# Task goal
For each line below that contains the string "RwPretec", copy that line.

# Dataset rows
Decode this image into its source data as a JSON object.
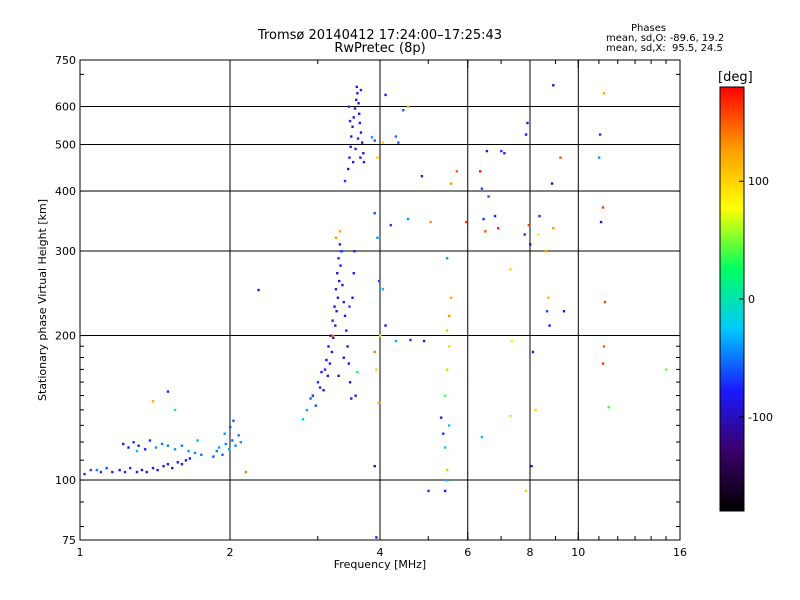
{
  "header": {
    "title": "Tromsø 20140412 17:24:00–17:25:43",
    "subtitle": "RwPretec (8p)"
  },
  "stats": {
    "heading": "Phases",
    "o_mode": "mean, sd,O: -89.6, 19.2",
    "x_mode": "mean, sd,X:  95.5, 24.5"
  },
  "colorbar": {
    "title": "[deg]",
    "range": [
      -180,
      180
    ],
    "ticks": [
      {
        "value": 100,
        "label": "100"
      },
      {
        "value": 0,
        "label": "0"
      },
      {
        "value": -100,
        "label": "-100"
      }
    ],
    "stops": [
      "#000000",
      "#3a006a",
      "#1a1aff",
      "#00c8ff",
      "#00ff60",
      "#ffff00",
      "#ff9a00",
      "#ff0000"
    ]
  },
  "chart_data": {
    "type": "scatter",
    "title": "Tromsø 20140412 17:24:00–17:25:43",
    "subtitle": "RwPretec (8p)",
    "xlabel": "Frequency [MHz]",
    "ylabel": "Stationary phase Virtual Height [km]",
    "x_scale": "log",
    "y_scale": "log",
    "xlim": [
      1,
      16
    ],
    "ylim": [
      75,
      750
    ],
    "grid": true,
    "x_ticks": [
      {
        "value": 1,
        "label": "1"
      },
      {
        "value": 2,
        "label": "2"
      },
      {
        "value": 4,
        "label": "4"
      },
      {
        "value": 6,
        "label": "6"
      },
      {
        "value": 8,
        "label": "8"
      },
      {
        "value": 10,
        "label": "10"
      },
      {
        "value": 16,
        "label": "16"
      }
    ],
    "x_gridlines": [
      2,
      4,
      6,
      8,
      10
    ],
    "y_ticks": [
      {
        "value": 75,
        "label": "75"
      },
      {
        "value": 100,
        "label": "100"
      },
      {
        "value": 200,
        "label": "200"
      },
      {
        "value": 300,
        "label": "300"
      },
      {
        "value": 400,
        "label": "400"
      },
      {
        "value": 500,
        "label": "500"
      },
      {
        "value": 600,
        "label": "600"
      },
      {
        "value": 750,
        "label": "750"
      }
    ],
    "y_gridlines": [
      100,
      200,
      300,
      400,
      500,
      600
    ],
    "color_variable": "phase [deg]",
    "points": [
      [
        1.02,
        103,
        -70
      ],
      [
        1.05,
        105,
        -60
      ],
      [
        1.08,
        105,
        -50
      ],
      [
        1.1,
        104,
        -70
      ],
      [
        1.13,
        106,
        -60
      ],
      [
        1.16,
        104,
        -75
      ],
      [
        1.2,
        105,
        -80
      ],
      [
        1.23,
        104,
        -75
      ],
      [
        1.26,
        106,
        -70
      ],
      [
        1.3,
        104,
        -80
      ],
      [
        1.33,
        105,
        -85
      ],
      [
        1.36,
        104,
        -80
      ],
      [
        1.4,
        106,
        -80
      ],
      [
        1.43,
        105,
        -85
      ],
      [
        1.47,
        107,
        -80
      ],
      [
        1.5,
        108,
        -85
      ],
      [
        1.53,
        106,
        -80
      ],
      [
        1.57,
        109,
        -85
      ],
      [
        1.6,
        108,
        -80
      ],
      [
        1.63,
        110,
        -85
      ],
      [
        1.66,
        111,
        -80
      ],
      [
        1.22,
        119,
        -80
      ],
      [
        1.25,
        117,
        -75
      ],
      [
        1.28,
        120,
        -70
      ],
      [
        1.31,
        118,
        -80
      ],
      [
        1.35,
        116,
        -75
      ],
      [
        1.38,
        121,
        -70
      ],
      [
        1.42,
        117,
        -40
      ],
      [
        1.46,
        119,
        -50
      ],
      [
        1.5,
        118,
        -45
      ],
      [
        1.55,
        116,
        -40
      ],
      [
        1.6,
        118,
        -50
      ],
      [
        1.65,
        115,
        -40
      ],
      [
        1.7,
        114,
        -45
      ],
      [
        1.75,
        113,
        -50
      ],
      [
        1.72,
        121,
        -30
      ],
      [
        1.3,
        115,
        -30
      ],
      [
        1.85,
        112,
        -60
      ],
      [
        1.88,
        115,
        -50
      ],
      [
        1.9,
        117,
        -40
      ],
      [
        1.93,
        113,
        -55
      ],
      [
        1.96,
        119,
        -45
      ],
      [
        1.99,
        116,
        -40
      ],
      [
        2.02,
        121,
        -50
      ],
      [
        2.05,
        118,
        -45
      ],
      [
        2.08,
        124,
        -50
      ],
      [
        2.1,
        120,
        -40
      ],
      [
        1.95,
        125,
        -35
      ],
      [
        2.0,
        129,
        -60
      ],
      [
        2.03,
        133,
        -55
      ],
      [
        2.28,
        249,
        -80
      ],
      [
        1.5,
        153,
        -75
      ],
      [
        1.55,
        140,
        30
      ],
      [
        1.4,
        146,
        120
      ],
      [
        2.15,
        104,
        140
      ],
      [
        2.8,
        134,
        -20
      ],
      [
        2.85,
        140,
        -35
      ],
      [
        2.9,
        148,
        -55
      ],
      [
        2.93,
        150,
        -70
      ],
      [
        2.97,
        143,
        -60
      ],
      [
        3.0,
        160,
        -70
      ],
      [
        3.03,
        156,
        -75
      ],
      [
        3.05,
        168,
        -80
      ],
      [
        3.08,
        154,
        -85
      ],
      [
        3.1,
        170,
        -75
      ],
      [
        3.12,
        178,
        -80
      ],
      [
        3.14,
        165,
        -85
      ],
      [
        3.15,
        190,
        -80
      ],
      [
        3.17,
        175,
        -75
      ],
      [
        3.18,
        200,
        -85
      ],
      [
        3.2,
        185,
        -80
      ],
      [
        3.21,
        215,
        -75
      ],
      [
        3.22,
        198,
        -85
      ],
      [
        3.24,
        230,
        -80
      ],
      [
        3.25,
        210,
        -85
      ],
      [
        3.26,
        250,
        -75
      ],
      [
        3.27,
        225,
        -80
      ],
      [
        3.28,
        270,
        -85
      ],
      [
        3.29,
        240,
        -80
      ],
      [
        3.3,
        290,
        -75
      ],
      [
        3.31,
        260,
        -85
      ],
      [
        3.32,
        310,
        -80
      ],
      [
        3.33,
        280,
        -85
      ],
      [
        3.34,
        300,
        -80
      ],
      [
        3.36,
        255,
        -85
      ],
      [
        3.38,
        235,
        -80
      ],
      [
        3.4,
        220,
        -85
      ],
      [
        3.42,
        205,
        -80
      ],
      [
        3.44,
        190,
        -85
      ],
      [
        3.46,
        175,
        -80
      ],
      [
        3.48,
        160,
        -85
      ],
      [
        3.5,
        148,
        -80
      ],
      [
        3.52,
        240,
        -85
      ],
      [
        3.54,
        270,
        -80
      ],
      [
        3.55,
        300,
        -85
      ],
      [
        3.38,
        180,
        -80
      ],
      [
        3.3,
        165,
        -85
      ],
      [
        3.26,
        320,
        130
      ],
      [
        3.32,
        330,
        120
      ],
      [
        3.22,
        200,
        140
      ],
      [
        3.35,
        300,
        -60
      ],
      [
        3.47,
        230,
        -60
      ],
      [
        3.6,
        168,
        30
      ],
      [
        3.57,
        150,
        -80
      ],
      [
        3.45,
        445,
        -85
      ],
      [
        3.47,
        470,
        -80
      ],
      [
        3.49,
        495,
        -85
      ],
      [
        3.5,
        520,
        -80
      ],
      [
        3.52,
        545,
        -85
      ],
      [
        3.54,
        570,
        -80
      ],
      [
        3.56,
        595,
        -85
      ],
      [
        3.58,
        620,
        -80
      ],
      [
        3.6,
        640,
        -85
      ],
      [
        3.62,
        610,
        -80
      ],
      [
        3.63,
        580,
        -85
      ],
      [
        3.64,
        555,
        -80
      ],
      [
        3.66,
        530,
        -85
      ],
      [
        3.68,
        505,
        -80
      ],
      [
        3.7,
        480,
        -85
      ],
      [
        3.71,
        460,
        -80
      ],
      [
        3.53,
        460,
        -80
      ],
      [
        3.57,
        490,
        -75
      ],
      [
        3.61,
        515,
        -70
      ],
      [
        3.65,
        470,
        -80
      ],
      [
        3.48,
        560,
        -85
      ],
      [
        3.59,
        660,
        -80
      ],
      [
        3.46,
        600,
        -70
      ],
      [
        3.66,
        650,
        -75
      ],
      [
        3.4,
        420,
        -70
      ],
      [
        3.85,
        518,
        -40
      ],
      [
        3.9,
        510,
        -60
      ],
      [
        3.95,
        470,
        100
      ],
      [
        4.05,
        505,
        100
      ],
      [
        4.1,
        635,
        -80
      ],
      [
        4.3,
        520,
        -50
      ],
      [
        4.35,
        505,
        -55
      ],
      [
        4.45,
        590,
        -60
      ],
      [
        4.55,
        600,
        110
      ],
      [
        3.9,
        360,
        -60
      ],
      [
        3.95,
        320,
        -40
      ],
      [
        4.05,
        250,
        -30
      ],
      [
        4.2,
        340,
        -70
      ],
      [
        4.55,
        350,
        -40
      ],
      [
        4.85,
        430,
        -80
      ],
      [
        3.98,
        260,
        -60
      ],
      [
        4.0,
        200,
        100
      ],
      [
        3.93,
        170,
        100
      ],
      [
        3.98,
        145,
        130
      ],
      [
        3.9,
        185,
        140
      ],
      [
        4.1,
        210,
        -80
      ],
      [
        4.3,
        195,
        -30
      ],
      [
        4.6,
        196,
        -70
      ],
      [
        4.9,
        195,
        -80
      ],
      [
        5.5,
        220,
        130
      ],
      [
        5.55,
        240,
        120
      ],
      [
        5.45,
        205,
        110
      ],
      [
        5.5,
        190,
        100
      ],
      [
        5.45,
        170,
        100
      ],
      [
        5.4,
        150,
        40
      ],
      [
        5.5,
        130,
        -20
      ],
      [
        5.3,
        135,
        -80
      ],
      [
        5.4,
        117,
        -20
      ],
      [
        5.35,
        125,
        -70
      ],
      [
        5.45,
        105,
        110
      ],
      [
        5.4,
        95,
        -80
      ],
      [
        5.45,
        100,
        -30
      ],
      [
        5.0,
        95,
        -70
      ],
      [
        5.45,
        290,
        -40
      ],
      [
        3.9,
        107,
        -100
      ],
      [
        3.93,
        76,
        -80
      ],
      [
        5.05,
        345,
        130
      ],
      [
        5.55,
        415,
        130
      ],
      [
        5.7,
        440,
        150
      ],
      [
        5.95,
        345,
        160
      ],
      [
        6.35,
        440,
        170
      ],
      [
        6.4,
        405,
        -60
      ],
      [
        6.45,
        350,
        -70
      ],
      [
        6.55,
        485,
        -80
      ],
      [
        6.5,
        330,
        150
      ],
      [
        6.6,
        390,
        -60
      ],
      [
        6.8,
        355,
        -75
      ],
      [
        6.9,
        335,
        170
      ],
      [
        7.0,
        485,
        -70
      ],
      [
        7.1,
        480,
        -75
      ],
      [
        7.3,
        275,
        100
      ],
      [
        7.35,
        195,
        80
      ],
      [
        7.3,
        136,
        60
      ],
      [
        6.4,
        123,
        -30
      ],
      [
        7.85,
        525,
        -80
      ],
      [
        7.9,
        555,
        -85
      ],
      [
        7.95,
        340,
        160
      ],
      [
        7.8,
        325,
        -70
      ],
      [
        8.0,
        310,
        -90
      ],
      [
        8.1,
        185,
        -80
      ],
      [
        8.2,
        140,
        100
      ],
      [
        8.05,
        107,
        -85
      ],
      [
        7.85,
        95,
        100
      ],
      [
        8.3,
        325,
        70
      ],
      [
        8.35,
        355,
        -70
      ],
      [
        8.6,
        300,
        120
      ],
      [
        8.65,
        225,
        -60
      ],
      [
        8.75,
        210,
        -75
      ],
      [
        8.7,
        240,
        110
      ],
      [
        8.9,
        335,
        130
      ],
      [
        8.85,
        415,
        -110
      ],
      [
        8.9,
        665,
        -80
      ],
      [
        9.2,
        470,
        150
      ],
      [
        9.35,
        225,
        -80
      ],
      [
        11.0,
        470,
        -40
      ],
      [
        11.05,
        525,
        -70
      ],
      [
        11.1,
        345,
        -90
      ],
      [
        11.2,
        370,
        160
      ],
      [
        11.25,
        640,
        120
      ],
      [
        11.3,
        235,
        160
      ],
      [
        11.25,
        190,
        150
      ],
      [
        11.2,
        175,
        160
      ],
      [
        11.5,
        142,
        40
      ],
      [
        15.0,
        170,
        50
      ]
    ]
  }
}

# Exercise solution
    "subtitle": "RwPretec (8p)"
    "subtitle": "RwPretec (8p)",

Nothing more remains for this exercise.